> **Stated task**: Of the lines in the data below, count the ones holding the string "this", and answer with that number only.

Dataset entries:
--------
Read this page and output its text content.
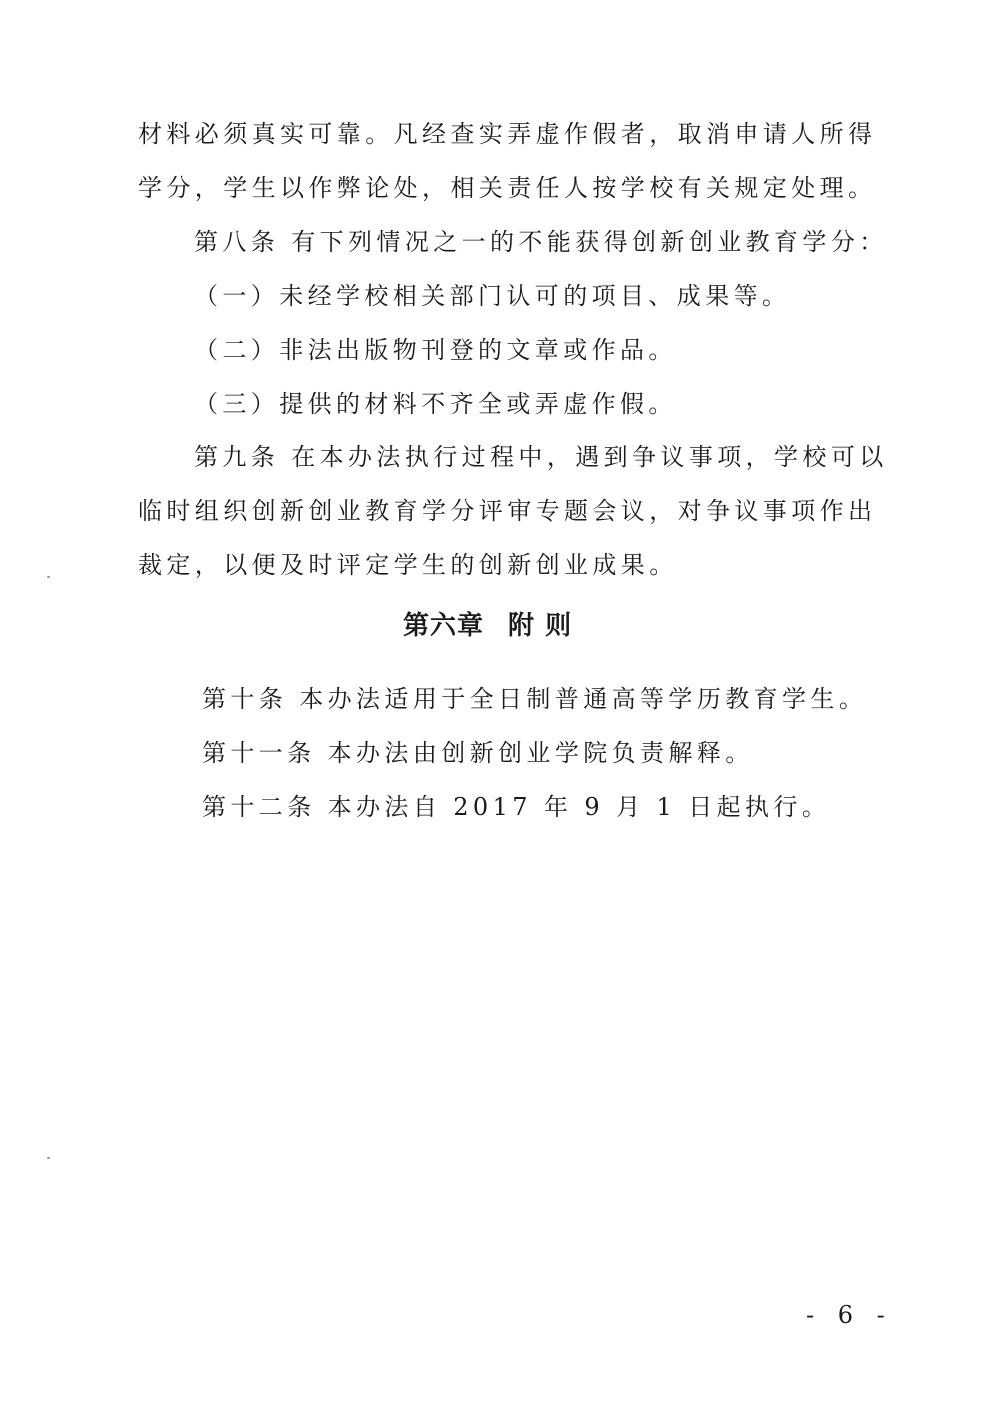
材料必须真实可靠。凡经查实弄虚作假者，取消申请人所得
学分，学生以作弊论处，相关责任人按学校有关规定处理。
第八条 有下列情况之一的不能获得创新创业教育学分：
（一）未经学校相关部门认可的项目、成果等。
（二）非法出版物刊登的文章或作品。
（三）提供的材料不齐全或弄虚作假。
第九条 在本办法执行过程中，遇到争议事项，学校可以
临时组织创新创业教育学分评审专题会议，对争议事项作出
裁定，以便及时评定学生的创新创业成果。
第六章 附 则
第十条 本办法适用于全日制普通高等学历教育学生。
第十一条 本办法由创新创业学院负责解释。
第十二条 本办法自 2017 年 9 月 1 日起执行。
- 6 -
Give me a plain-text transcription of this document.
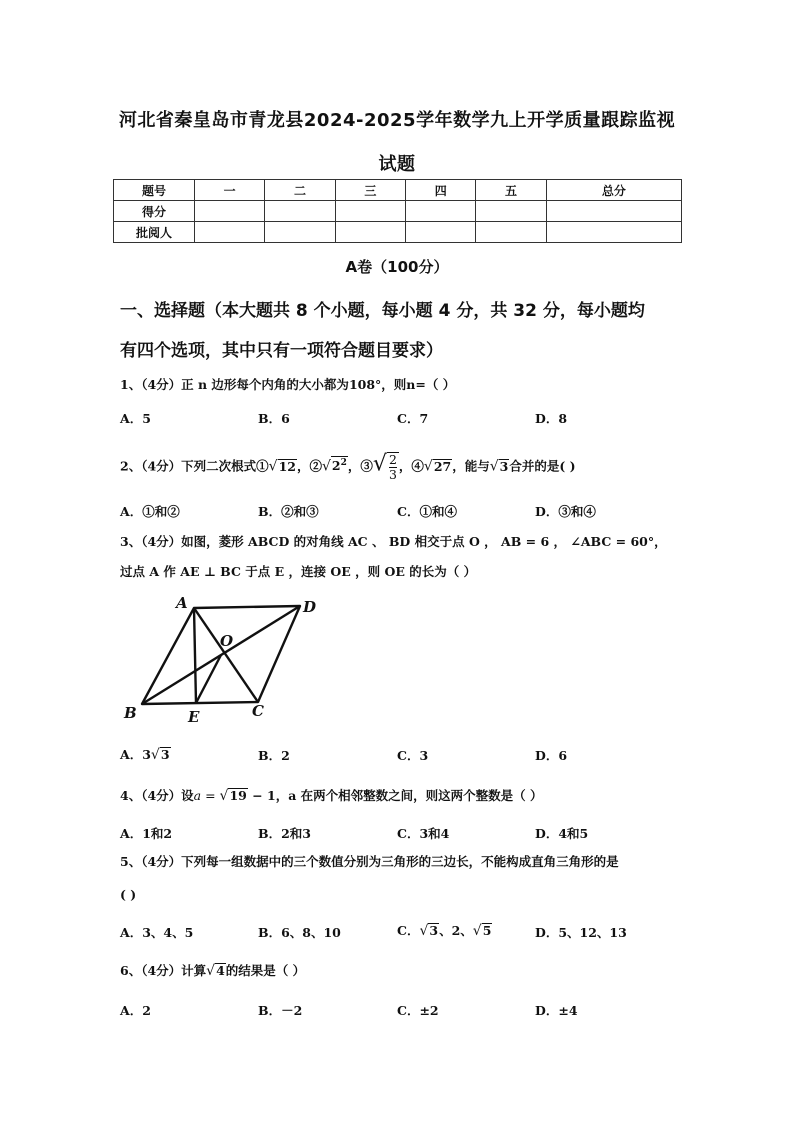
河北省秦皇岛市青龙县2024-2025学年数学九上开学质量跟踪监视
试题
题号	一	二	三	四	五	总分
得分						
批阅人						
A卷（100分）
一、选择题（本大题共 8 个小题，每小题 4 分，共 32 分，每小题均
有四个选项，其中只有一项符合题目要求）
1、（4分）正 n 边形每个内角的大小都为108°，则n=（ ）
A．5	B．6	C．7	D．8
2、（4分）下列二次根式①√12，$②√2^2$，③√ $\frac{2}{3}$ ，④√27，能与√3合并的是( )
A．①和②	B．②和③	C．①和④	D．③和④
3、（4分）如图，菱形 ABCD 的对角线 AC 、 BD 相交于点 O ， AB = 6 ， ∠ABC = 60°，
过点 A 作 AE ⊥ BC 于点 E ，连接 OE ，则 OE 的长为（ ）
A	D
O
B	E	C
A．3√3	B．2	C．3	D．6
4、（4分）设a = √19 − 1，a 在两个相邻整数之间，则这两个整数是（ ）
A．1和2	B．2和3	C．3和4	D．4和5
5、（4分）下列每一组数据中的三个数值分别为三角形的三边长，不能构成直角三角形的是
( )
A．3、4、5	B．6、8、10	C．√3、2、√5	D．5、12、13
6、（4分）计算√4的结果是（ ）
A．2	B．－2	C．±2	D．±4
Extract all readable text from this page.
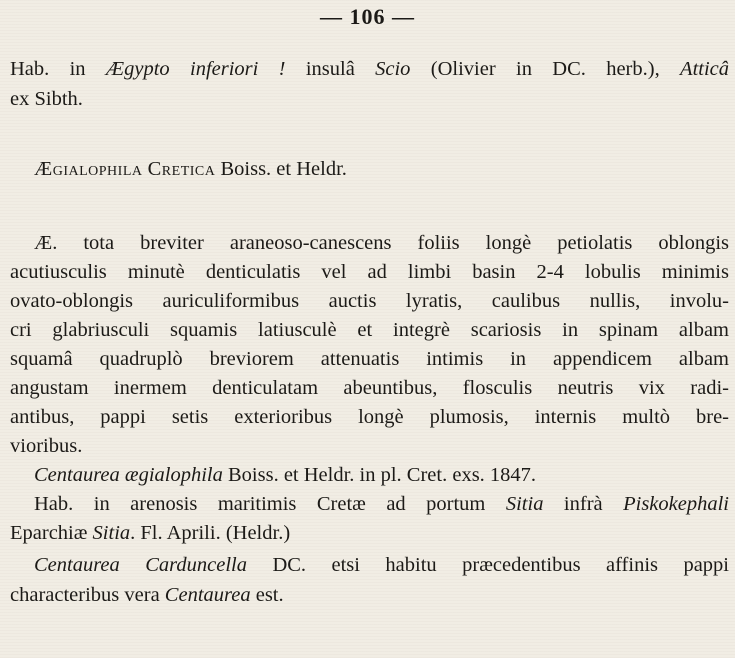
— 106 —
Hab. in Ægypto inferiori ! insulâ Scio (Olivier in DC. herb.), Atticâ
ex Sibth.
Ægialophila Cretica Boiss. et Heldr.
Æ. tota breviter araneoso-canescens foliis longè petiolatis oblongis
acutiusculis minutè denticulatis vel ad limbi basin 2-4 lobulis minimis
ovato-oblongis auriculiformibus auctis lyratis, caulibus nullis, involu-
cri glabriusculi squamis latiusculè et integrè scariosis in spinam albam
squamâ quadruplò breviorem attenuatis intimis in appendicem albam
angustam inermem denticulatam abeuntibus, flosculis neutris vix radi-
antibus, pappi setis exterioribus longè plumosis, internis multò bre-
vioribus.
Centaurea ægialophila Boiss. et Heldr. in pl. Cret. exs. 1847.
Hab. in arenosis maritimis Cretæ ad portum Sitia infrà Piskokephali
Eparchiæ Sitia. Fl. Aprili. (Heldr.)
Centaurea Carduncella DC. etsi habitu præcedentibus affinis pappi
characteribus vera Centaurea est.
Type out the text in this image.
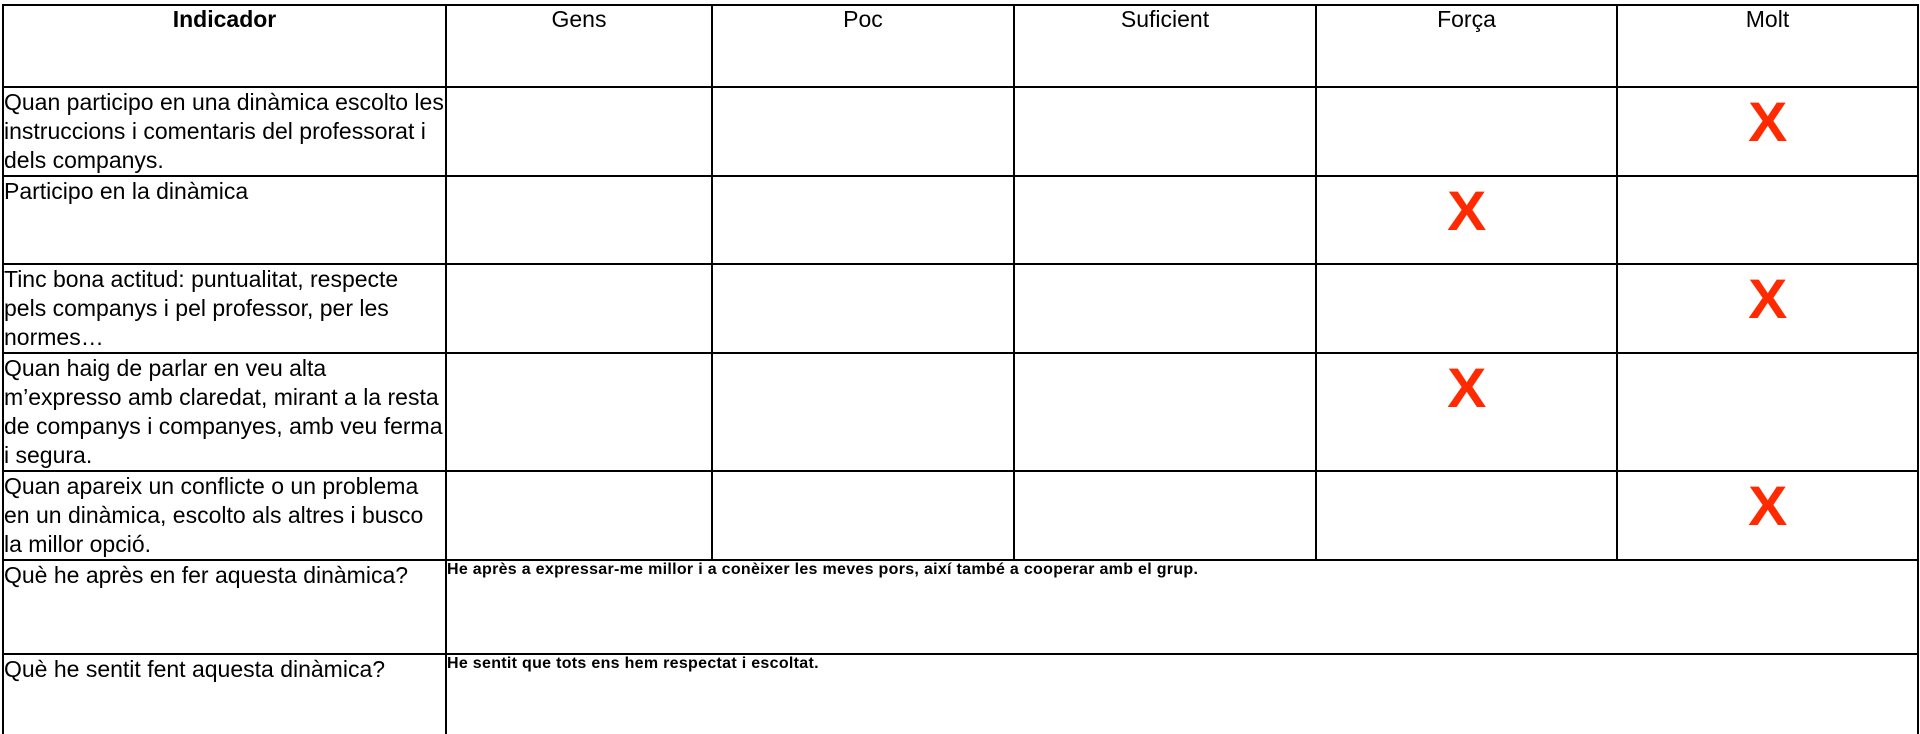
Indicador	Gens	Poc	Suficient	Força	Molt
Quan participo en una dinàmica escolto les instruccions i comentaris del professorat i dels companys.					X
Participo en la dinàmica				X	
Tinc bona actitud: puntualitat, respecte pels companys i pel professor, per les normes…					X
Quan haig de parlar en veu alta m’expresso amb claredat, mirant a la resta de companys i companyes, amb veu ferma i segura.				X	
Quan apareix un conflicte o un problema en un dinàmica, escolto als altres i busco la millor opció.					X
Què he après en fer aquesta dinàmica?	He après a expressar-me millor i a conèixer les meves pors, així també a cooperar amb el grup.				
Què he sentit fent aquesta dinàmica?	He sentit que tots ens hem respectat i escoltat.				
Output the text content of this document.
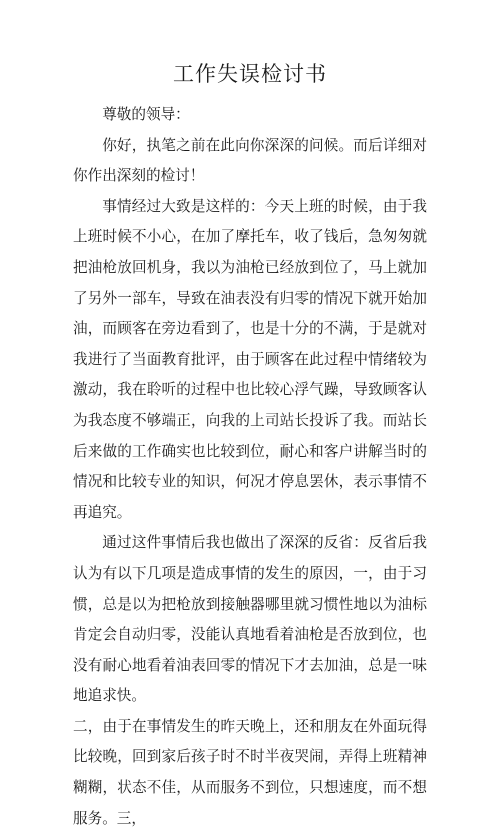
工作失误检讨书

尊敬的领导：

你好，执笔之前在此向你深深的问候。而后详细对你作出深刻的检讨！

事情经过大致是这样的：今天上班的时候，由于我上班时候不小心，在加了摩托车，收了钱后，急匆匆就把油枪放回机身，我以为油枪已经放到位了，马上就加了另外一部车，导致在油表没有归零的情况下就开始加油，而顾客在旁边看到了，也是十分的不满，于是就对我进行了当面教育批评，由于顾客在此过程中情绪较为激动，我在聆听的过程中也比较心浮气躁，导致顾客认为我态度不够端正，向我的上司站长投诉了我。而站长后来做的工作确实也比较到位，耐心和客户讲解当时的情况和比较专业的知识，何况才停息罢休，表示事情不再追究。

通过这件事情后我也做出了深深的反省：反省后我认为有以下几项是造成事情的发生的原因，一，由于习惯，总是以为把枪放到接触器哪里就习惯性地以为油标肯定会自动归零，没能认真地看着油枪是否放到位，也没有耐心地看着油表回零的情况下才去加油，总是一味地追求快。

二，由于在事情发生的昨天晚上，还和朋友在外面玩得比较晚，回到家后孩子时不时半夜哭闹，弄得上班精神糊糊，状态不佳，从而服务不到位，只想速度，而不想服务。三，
--------
> **Answer to the exercise**: 5